'''

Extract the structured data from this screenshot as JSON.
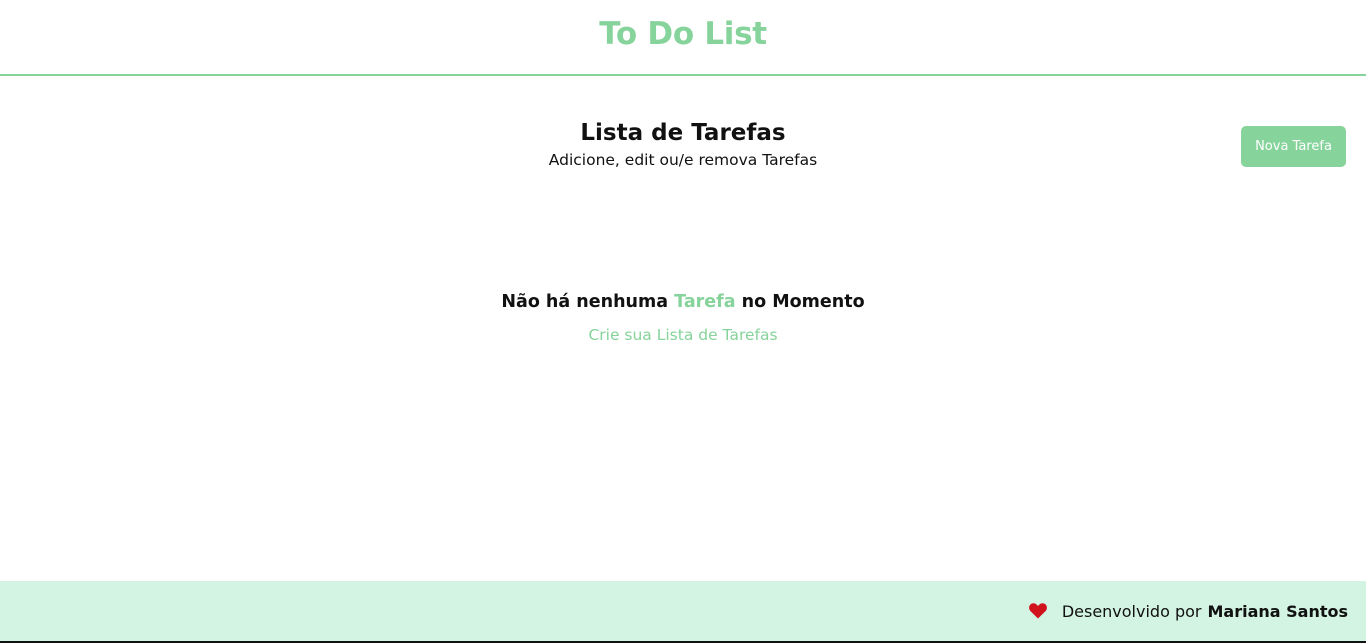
{
  "colors": {
    "accent": "#86d39b",
    "footer_bg": "#d3f3e3",
    "heart": "#d0121c"
  },
  "header": {
    "title": "To Do List"
  },
  "list_heading": {
    "title": "Lista de Tarefas",
    "subtitle": "Adicione, edit ou/e remova Tarefas"
  },
  "toolbar": {
    "new_task_label": "Nova Tarefa"
  },
  "empty_state": {
    "title_prefix": "Não há nenhuma",
    "title_accent": "Tarefa",
    "title_suffix": "no Momento",
    "cta_label": "Crie sua Lista de Tarefas"
  },
  "footer": {
    "icon": "heart-icon",
    "text": "Desenvolvido por",
    "author": "Mariana Santos"
  }
}
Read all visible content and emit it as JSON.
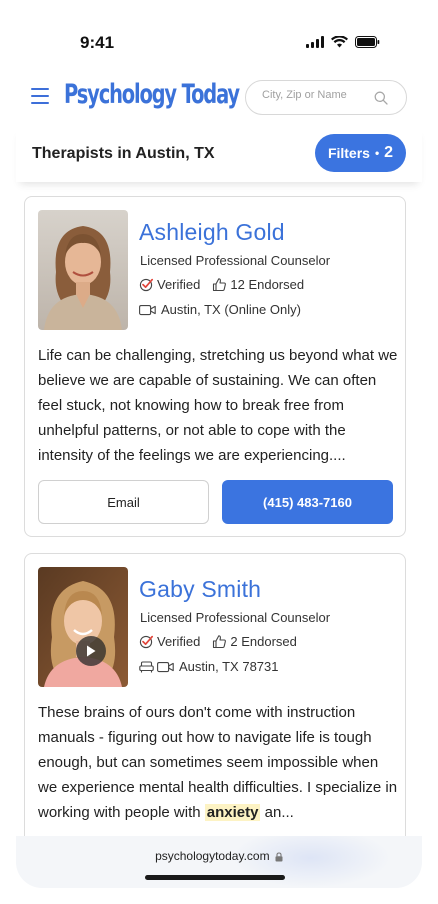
{
  "status_bar": {
    "time": "9:41"
  },
  "header": {
    "logo": "Psychology Today",
    "search_placeholder": "City, Zip or Name"
  },
  "title_bar": {
    "title": "Therapists in Austin, TX",
    "filters_label": "Filters",
    "filters_separator": "•",
    "filters_count": "2"
  },
  "therapists": [
    {
      "name": "Ashleigh Gold",
      "role": "Licensed Professional Counselor",
      "verified": "Verified",
      "endorsed": "12 Endorsed",
      "location": "Austin, TX (Online Only)",
      "bio": "Life can be challenging, stretching us beyond what we believe we are capable of sustaining. We can often feel stuck, not knowing how to break free from unhelpful patterns, or not able to cope with the intensity of the feelings we are experiencing....",
      "email_label": "Email",
      "phone_label": "(415) 483-7160",
      "photo_icon": "portrait-photo"
    },
    {
      "name": "Gaby Smith",
      "role": "Licensed Professional Counselor",
      "verified": "Verified",
      "endorsed": "2 Endorsed",
      "location": "Austin, TX 78731",
      "bio_before": "These brains of ours don't come with instruction manuals - figuring out how to navigate life is tough enough, but can sometimes seem impossible when we experience mental health difficulties. I specialize in working with people with ",
      "bio_highlight": "anxiety",
      "bio_after": " an...",
      "photo_icon": "portrait-photo",
      "video_icon": "play-icon"
    }
  ],
  "browser": {
    "url": "psychologytoday.com"
  },
  "colors": {
    "brand_blue": "#3b72d9",
    "button_blue": "#3b74e0",
    "verified_red": "#e0443a"
  }
}
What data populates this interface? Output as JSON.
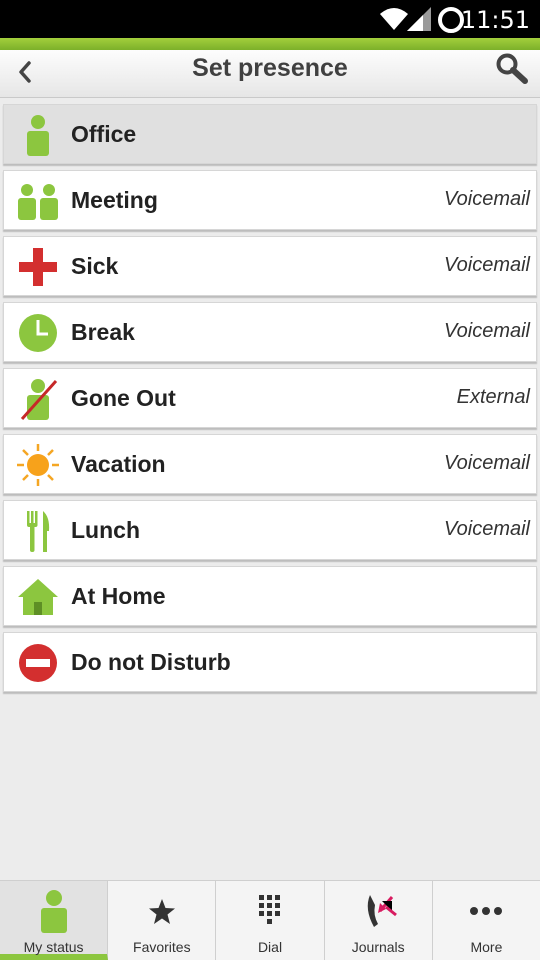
{
  "status_bar": {
    "time": "11:51"
  },
  "header": {
    "title": "Set presence"
  },
  "presence_list": [
    {
      "label": "Office",
      "forward": "",
      "icon": "person-icon",
      "selected": true
    },
    {
      "label": "Meeting",
      "forward": "Voicemail",
      "icon": "meeting-icon"
    },
    {
      "label": "Sick",
      "forward": "Voicemail",
      "icon": "red-cross-icon"
    },
    {
      "label": "Break",
      "forward": "Voicemail",
      "icon": "clock-icon"
    },
    {
      "label": "Gone Out",
      "forward": "External",
      "icon": "person-crossed-icon"
    },
    {
      "label": "Vacation",
      "forward": "Voicemail",
      "icon": "sun-icon"
    },
    {
      "label": "Lunch",
      "forward": "Voicemail",
      "icon": "fork-knife-icon"
    },
    {
      "label": "At Home",
      "forward": "",
      "icon": "house-icon"
    },
    {
      "label": "Do not Disturb",
      "forward": "",
      "icon": "no-entry-icon"
    }
  ],
  "tabs": [
    {
      "label": "My status",
      "icon": "person-icon",
      "active": true
    },
    {
      "label": "Favorites",
      "icon": "star-icon"
    },
    {
      "label": "Dial",
      "icon": "dialpad-icon"
    },
    {
      "label": "Journals",
      "icon": "phone-log-icon"
    },
    {
      "label": "More",
      "icon": "more-dots-icon"
    }
  ],
  "colors": {
    "accent": "#8cc63f",
    "green_icon": "#8cc63f",
    "red_icon": "#d32f2f",
    "status_bar": "#000000"
  }
}
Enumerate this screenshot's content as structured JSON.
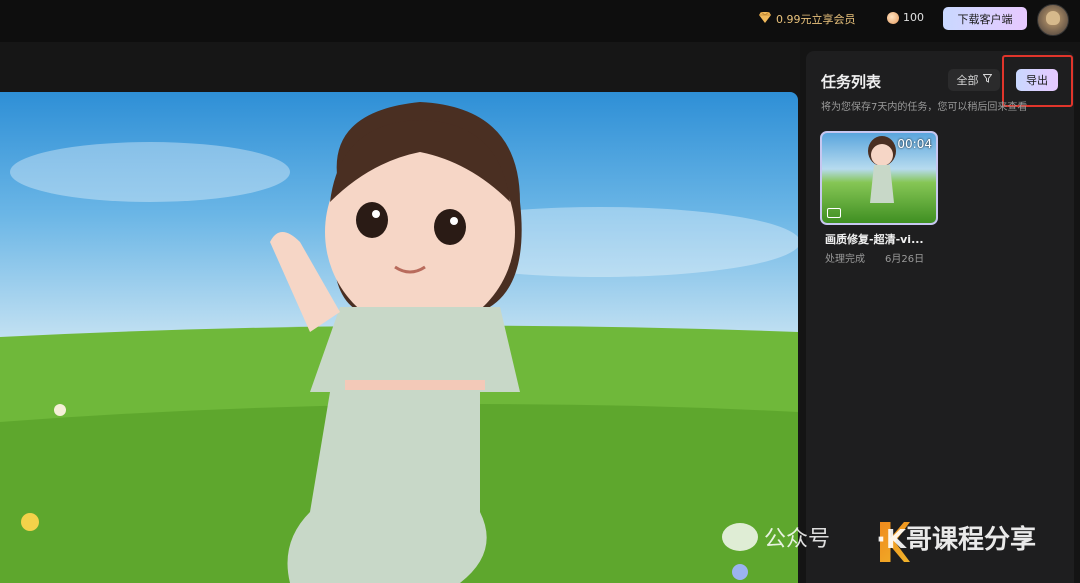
{
  "topbar": {
    "promo_label": "0.99元立享会员",
    "coins": "100",
    "download_label": "下载客户端"
  },
  "panel": {
    "title": "任务列表",
    "filter_label": "全部",
    "export_label": "导出",
    "subtitle": "将为您保存7天内的任务，您可以稍后回来查看"
  },
  "task": {
    "duration": "00:04",
    "name": "画质修复-超清-vi...",
    "status": "处理完成",
    "date": "6月26日"
  },
  "watermark": {
    "account_label": "公众号",
    "brand": "·K哥课程分享"
  },
  "colors": {
    "accent_gradient_start": "#c9d8ff",
    "accent_gradient_end": "#e7c9ff",
    "highlight_box": "#e0352b",
    "promo_text": "#e9c27c"
  }
}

'''

* TASK GOAL *
Locate the line containing "Enumerate this screenshot's" in the records above, then output it and every line after it through the last, excluding pictures.

* CORRECT RESPONSE *
Enumerate this screenshot's content as structured JSON.
{
  "topbar": {
    "promo_label": "0.99元立享会员",
    "coins": "100",
    "download_label": "下载客户端"
  },
  "panel": {
    "title": "任务列表",
    "filter_label": "全部",
    "export_label": "导出",
    "subtitle": "将为您保存7天内的任务，您可以稍后回来查看"
  },
  "task": {
    "duration": "00:04",
    "name": "画质修复-超清-vi...",
    "status": "处理完成",
    "date": "6月26日"
  },
  "watermark": {
    "account_label": "公众号",
    "brand": "·K哥课程分享"
  },
  "colors": {
    "accent_gradient_start": "#c9d8ff",
    "accent_gradient_end": "#e7c9ff",
    "highlight_box": "#e0352b",
    "promo_text": "#e9c27c"
  }
}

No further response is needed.